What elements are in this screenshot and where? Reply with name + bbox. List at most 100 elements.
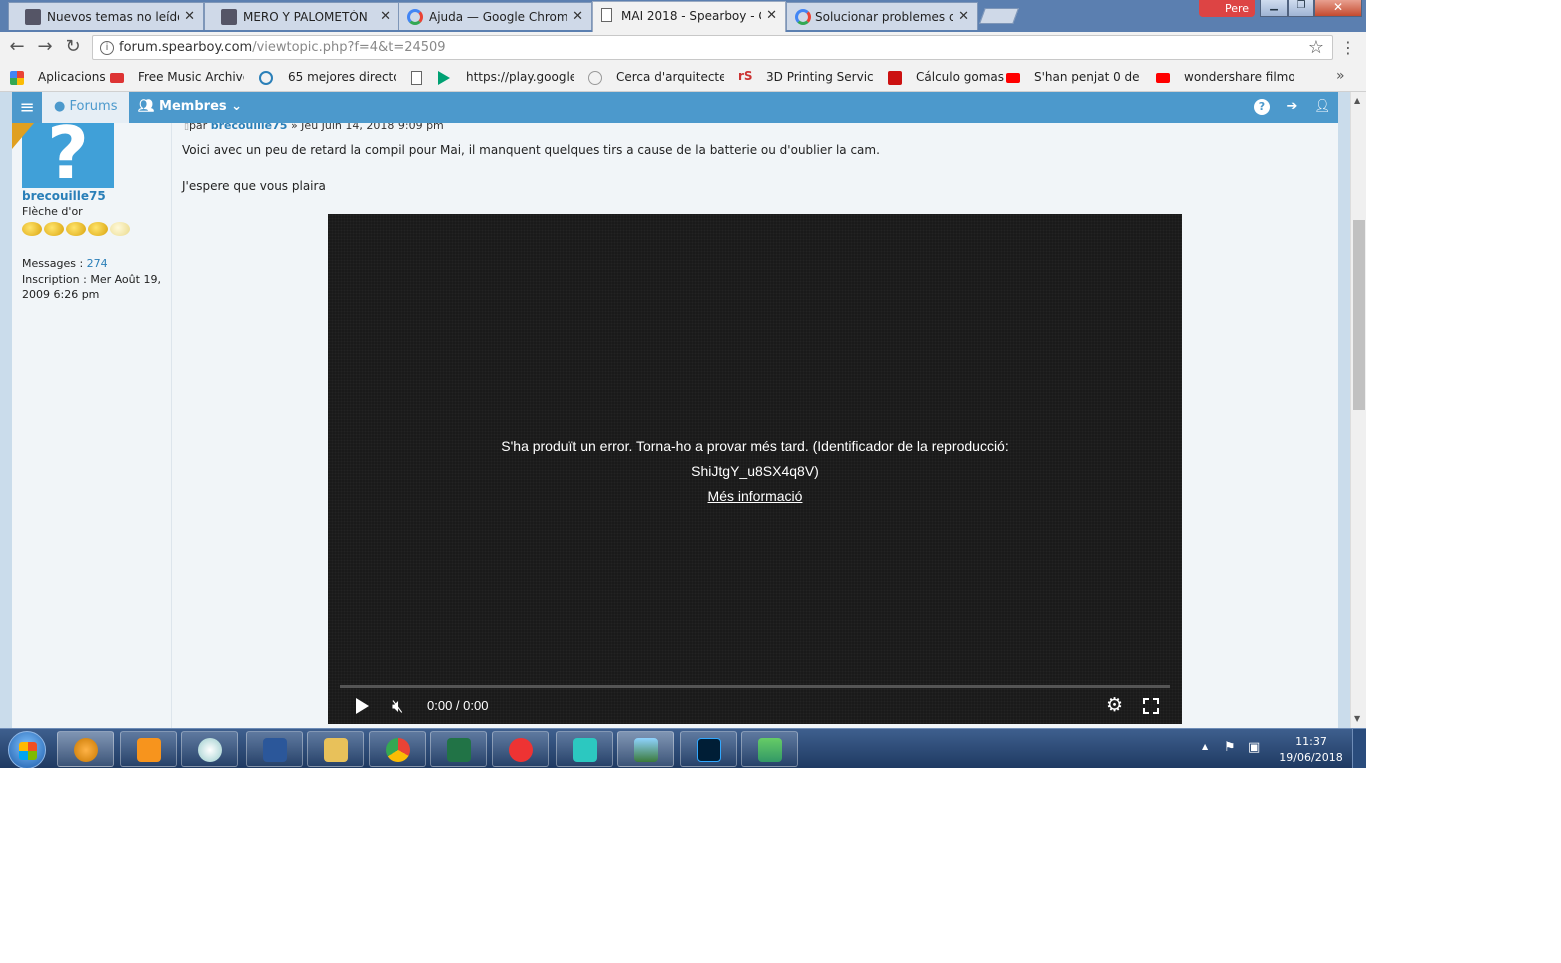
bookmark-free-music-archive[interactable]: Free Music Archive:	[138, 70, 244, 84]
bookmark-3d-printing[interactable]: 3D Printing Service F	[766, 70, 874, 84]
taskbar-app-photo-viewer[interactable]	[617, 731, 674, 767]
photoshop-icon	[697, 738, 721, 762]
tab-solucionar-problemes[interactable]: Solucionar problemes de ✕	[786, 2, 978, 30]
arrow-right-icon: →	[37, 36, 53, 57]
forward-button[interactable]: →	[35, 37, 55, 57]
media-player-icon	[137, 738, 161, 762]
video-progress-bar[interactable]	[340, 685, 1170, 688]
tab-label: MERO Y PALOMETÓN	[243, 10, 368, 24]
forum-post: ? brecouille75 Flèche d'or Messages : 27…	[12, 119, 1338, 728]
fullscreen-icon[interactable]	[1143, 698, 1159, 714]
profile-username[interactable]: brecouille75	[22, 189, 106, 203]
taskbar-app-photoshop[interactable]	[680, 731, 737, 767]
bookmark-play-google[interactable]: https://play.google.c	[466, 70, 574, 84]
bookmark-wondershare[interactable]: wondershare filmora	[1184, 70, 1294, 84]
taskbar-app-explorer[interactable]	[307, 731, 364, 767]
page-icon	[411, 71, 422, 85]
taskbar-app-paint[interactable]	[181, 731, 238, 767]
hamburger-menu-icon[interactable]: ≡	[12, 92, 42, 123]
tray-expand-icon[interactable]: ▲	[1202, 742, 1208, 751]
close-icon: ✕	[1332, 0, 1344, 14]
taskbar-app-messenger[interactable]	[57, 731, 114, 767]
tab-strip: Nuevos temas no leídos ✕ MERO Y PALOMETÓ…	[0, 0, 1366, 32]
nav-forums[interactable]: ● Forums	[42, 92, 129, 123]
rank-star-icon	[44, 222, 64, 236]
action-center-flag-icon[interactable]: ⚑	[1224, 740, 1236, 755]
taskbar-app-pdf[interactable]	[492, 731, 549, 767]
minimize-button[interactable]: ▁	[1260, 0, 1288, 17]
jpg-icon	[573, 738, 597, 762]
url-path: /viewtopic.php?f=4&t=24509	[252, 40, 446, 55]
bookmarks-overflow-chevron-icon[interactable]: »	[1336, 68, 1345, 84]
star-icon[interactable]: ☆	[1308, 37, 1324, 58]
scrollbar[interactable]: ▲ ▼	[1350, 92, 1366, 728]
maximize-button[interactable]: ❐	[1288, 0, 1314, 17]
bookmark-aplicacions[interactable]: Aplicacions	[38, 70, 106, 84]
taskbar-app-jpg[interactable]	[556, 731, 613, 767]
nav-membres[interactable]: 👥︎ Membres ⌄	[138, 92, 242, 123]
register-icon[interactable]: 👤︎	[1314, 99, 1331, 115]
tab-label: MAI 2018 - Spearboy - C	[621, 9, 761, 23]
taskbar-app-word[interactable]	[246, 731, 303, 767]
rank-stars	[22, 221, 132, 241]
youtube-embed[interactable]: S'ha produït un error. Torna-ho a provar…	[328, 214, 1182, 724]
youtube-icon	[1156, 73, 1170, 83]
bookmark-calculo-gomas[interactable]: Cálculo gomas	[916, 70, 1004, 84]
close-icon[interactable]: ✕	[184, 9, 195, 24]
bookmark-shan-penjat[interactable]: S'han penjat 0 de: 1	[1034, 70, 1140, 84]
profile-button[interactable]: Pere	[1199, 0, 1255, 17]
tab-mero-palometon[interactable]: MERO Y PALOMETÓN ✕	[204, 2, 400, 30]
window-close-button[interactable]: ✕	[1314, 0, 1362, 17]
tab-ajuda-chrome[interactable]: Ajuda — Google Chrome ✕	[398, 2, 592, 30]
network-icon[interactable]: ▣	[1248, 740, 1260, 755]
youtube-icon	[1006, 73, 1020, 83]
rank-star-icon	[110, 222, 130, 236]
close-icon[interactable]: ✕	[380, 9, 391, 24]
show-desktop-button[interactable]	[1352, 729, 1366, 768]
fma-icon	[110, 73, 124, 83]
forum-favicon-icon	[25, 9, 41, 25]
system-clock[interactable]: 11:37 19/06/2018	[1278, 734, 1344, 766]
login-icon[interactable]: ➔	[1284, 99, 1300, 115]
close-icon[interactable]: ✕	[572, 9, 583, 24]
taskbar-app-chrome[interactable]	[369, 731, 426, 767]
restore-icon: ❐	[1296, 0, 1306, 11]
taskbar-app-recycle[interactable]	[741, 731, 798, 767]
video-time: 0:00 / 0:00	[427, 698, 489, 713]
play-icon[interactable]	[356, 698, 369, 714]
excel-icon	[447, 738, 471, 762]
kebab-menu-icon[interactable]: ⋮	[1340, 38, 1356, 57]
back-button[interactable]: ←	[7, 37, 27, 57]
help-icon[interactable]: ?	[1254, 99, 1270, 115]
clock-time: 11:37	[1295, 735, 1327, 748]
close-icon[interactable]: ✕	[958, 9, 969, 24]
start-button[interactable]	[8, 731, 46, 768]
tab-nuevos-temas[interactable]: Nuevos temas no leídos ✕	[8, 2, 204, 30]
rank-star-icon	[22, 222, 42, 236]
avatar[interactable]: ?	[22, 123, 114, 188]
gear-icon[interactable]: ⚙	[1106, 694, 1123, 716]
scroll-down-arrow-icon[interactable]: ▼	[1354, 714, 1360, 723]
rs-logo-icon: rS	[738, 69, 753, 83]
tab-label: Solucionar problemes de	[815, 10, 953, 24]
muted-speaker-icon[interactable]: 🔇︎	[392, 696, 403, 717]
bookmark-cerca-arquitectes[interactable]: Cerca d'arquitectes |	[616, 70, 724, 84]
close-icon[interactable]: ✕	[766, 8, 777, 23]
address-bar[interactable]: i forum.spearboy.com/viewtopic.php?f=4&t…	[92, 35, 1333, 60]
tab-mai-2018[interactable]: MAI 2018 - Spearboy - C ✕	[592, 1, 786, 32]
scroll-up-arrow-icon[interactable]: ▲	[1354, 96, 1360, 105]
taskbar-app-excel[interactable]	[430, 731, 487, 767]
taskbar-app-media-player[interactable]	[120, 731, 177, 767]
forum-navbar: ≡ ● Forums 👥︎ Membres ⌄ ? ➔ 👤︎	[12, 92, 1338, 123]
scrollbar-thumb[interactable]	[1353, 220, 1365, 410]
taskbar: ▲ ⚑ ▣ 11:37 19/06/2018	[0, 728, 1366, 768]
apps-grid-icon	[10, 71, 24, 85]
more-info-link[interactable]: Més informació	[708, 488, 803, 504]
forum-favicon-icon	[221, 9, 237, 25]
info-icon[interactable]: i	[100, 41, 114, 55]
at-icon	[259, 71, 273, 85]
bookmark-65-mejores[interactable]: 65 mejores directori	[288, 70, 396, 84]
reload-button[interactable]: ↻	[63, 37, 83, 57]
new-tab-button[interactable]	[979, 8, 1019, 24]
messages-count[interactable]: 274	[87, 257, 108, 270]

———

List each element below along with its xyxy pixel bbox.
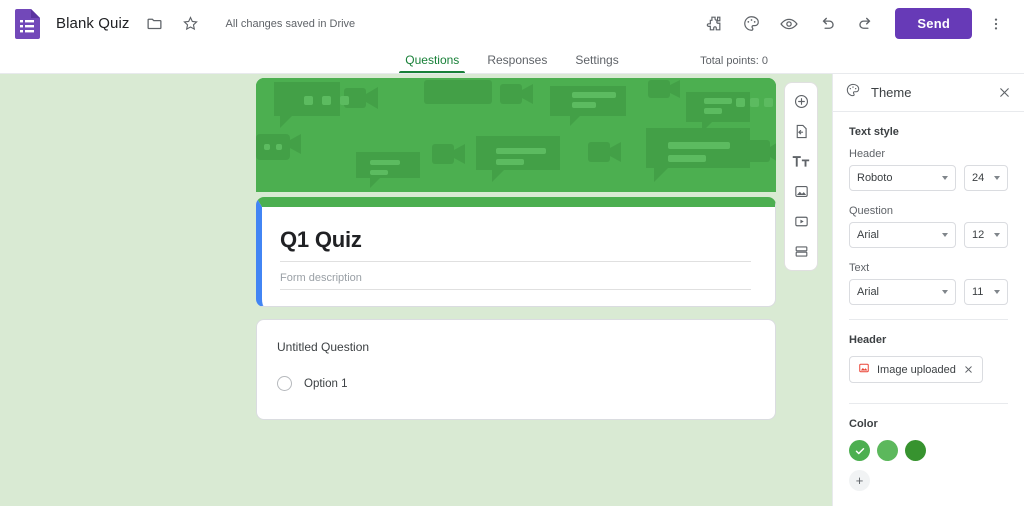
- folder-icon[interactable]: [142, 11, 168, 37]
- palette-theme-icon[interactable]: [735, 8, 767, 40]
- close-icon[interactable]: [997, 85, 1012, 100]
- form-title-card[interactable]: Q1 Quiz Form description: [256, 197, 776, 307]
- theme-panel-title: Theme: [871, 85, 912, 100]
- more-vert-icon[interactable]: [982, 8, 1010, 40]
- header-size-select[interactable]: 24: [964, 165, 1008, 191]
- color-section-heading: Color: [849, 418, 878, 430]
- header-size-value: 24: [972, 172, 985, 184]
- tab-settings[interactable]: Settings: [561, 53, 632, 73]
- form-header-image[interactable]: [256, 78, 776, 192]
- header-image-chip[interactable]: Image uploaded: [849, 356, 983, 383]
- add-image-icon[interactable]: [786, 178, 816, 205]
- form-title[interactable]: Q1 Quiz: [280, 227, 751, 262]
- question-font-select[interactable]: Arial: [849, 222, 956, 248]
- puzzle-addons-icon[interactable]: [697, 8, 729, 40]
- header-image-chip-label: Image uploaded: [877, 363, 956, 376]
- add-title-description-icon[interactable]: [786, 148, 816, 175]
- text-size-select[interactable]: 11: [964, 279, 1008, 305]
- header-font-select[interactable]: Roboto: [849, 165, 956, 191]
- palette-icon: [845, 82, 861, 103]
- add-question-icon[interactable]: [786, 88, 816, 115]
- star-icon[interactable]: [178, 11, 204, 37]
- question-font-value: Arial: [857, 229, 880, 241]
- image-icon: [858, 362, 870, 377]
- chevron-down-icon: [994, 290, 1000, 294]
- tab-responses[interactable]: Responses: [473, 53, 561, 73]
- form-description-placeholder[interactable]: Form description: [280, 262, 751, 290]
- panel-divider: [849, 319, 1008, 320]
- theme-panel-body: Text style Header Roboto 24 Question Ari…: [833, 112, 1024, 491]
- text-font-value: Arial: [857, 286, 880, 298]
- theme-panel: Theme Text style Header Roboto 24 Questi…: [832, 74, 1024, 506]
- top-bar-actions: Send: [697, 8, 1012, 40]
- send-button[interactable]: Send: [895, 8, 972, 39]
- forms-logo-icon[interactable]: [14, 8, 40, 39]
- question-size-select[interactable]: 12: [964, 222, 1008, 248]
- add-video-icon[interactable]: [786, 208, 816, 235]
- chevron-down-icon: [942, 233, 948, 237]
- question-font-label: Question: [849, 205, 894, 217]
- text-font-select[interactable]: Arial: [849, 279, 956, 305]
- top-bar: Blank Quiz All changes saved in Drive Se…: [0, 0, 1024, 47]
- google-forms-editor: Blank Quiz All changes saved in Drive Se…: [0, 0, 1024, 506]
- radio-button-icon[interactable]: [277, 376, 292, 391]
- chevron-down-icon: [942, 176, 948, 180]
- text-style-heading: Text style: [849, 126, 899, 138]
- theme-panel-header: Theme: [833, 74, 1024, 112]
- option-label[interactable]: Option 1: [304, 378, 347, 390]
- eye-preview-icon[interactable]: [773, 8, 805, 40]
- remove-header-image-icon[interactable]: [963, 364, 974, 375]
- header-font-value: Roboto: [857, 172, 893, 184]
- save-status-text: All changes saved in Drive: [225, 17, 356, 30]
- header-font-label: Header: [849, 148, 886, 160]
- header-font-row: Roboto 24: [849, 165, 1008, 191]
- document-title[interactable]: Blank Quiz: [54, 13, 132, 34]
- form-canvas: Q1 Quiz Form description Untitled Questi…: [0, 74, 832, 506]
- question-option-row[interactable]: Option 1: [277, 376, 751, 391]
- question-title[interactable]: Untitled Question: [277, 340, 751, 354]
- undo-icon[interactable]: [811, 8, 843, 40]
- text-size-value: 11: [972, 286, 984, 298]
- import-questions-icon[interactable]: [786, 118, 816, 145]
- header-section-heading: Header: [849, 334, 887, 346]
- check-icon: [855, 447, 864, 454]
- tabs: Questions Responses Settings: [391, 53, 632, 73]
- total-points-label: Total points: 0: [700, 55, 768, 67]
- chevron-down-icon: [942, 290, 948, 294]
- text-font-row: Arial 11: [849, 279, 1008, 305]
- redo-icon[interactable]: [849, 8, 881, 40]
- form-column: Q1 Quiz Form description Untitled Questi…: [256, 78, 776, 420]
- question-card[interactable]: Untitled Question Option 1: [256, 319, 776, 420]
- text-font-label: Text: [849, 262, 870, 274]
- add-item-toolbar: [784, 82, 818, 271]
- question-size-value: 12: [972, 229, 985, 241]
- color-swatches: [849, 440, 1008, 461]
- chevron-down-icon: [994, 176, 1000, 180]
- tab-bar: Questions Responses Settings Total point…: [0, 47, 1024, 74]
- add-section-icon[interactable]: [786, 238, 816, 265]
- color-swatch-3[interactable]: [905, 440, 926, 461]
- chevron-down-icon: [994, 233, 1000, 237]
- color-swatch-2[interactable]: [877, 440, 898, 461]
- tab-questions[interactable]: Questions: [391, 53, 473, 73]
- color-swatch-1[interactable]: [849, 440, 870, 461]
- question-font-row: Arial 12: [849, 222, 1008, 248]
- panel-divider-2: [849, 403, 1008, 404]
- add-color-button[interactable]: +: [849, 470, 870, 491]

———

◆ Goal
Echo the lines of data from the one containing "bookmark-free-music-archive[interactable]: Free Music" through the one containing "0, 1344, 14]", including both of those lines.

◆ The response
bookmark-free-music-archive[interactable]: Free Music Archive:	[138, 70, 244, 84]
bookmark-3d-printing[interactable]: 3D Printing Service F	[766, 70, 874, 84]
taskbar-app-photo-viewer[interactable]	[617, 731, 674, 767]
photoshop-icon	[697, 738, 721, 762]
tab-solucionar-problemes[interactable]: Solucionar problemes de ✕	[786, 2, 978, 30]
arrow-right-icon: →	[37, 36, 53, 57]
forward-button[interactable]: →	[35, 37, 55, 57]
media-player-icon	[137, 738, 161, 762]
video-progress-bar[interactable]	[340, 685, 1170, 688]
tab-label: MERO Y PALOMETÓN	[243, 10, 368, 24]
forum-post: ? brecouille75 Flèche d'or Messages : 27…	[12, 119, 1338, 728]
fullscreen-icon[interactable]	[1143, 698, 1159, 714]
profile-username[interactable]: brecouille75	[22, 189, 106, 203]
taskbar-app-photoshop[interactable]	[680, 731, 737, 767]
bookmark-play-google[interactable]: https://play.google.c	[466, 70, 574, 84]
bookmark-wondershare[interactable]: wondershare filmora	[1184, 70, 1294, 84]
taskbar-app-explorer[interactable]	[307, 731, 364, 767]
page-icon	[411, 71, 422, 85]
taskbar-app-paint[interactable]	[181, 731, 238, 767]
hamburger-menu-icon[interactable]: ≡	[12, 92, 42, 123]
tray-expand-icon[interactable]: ▲	[1202, 742, 1208, 751]
close-icon: ✕	[1332, 0, 1344, 14]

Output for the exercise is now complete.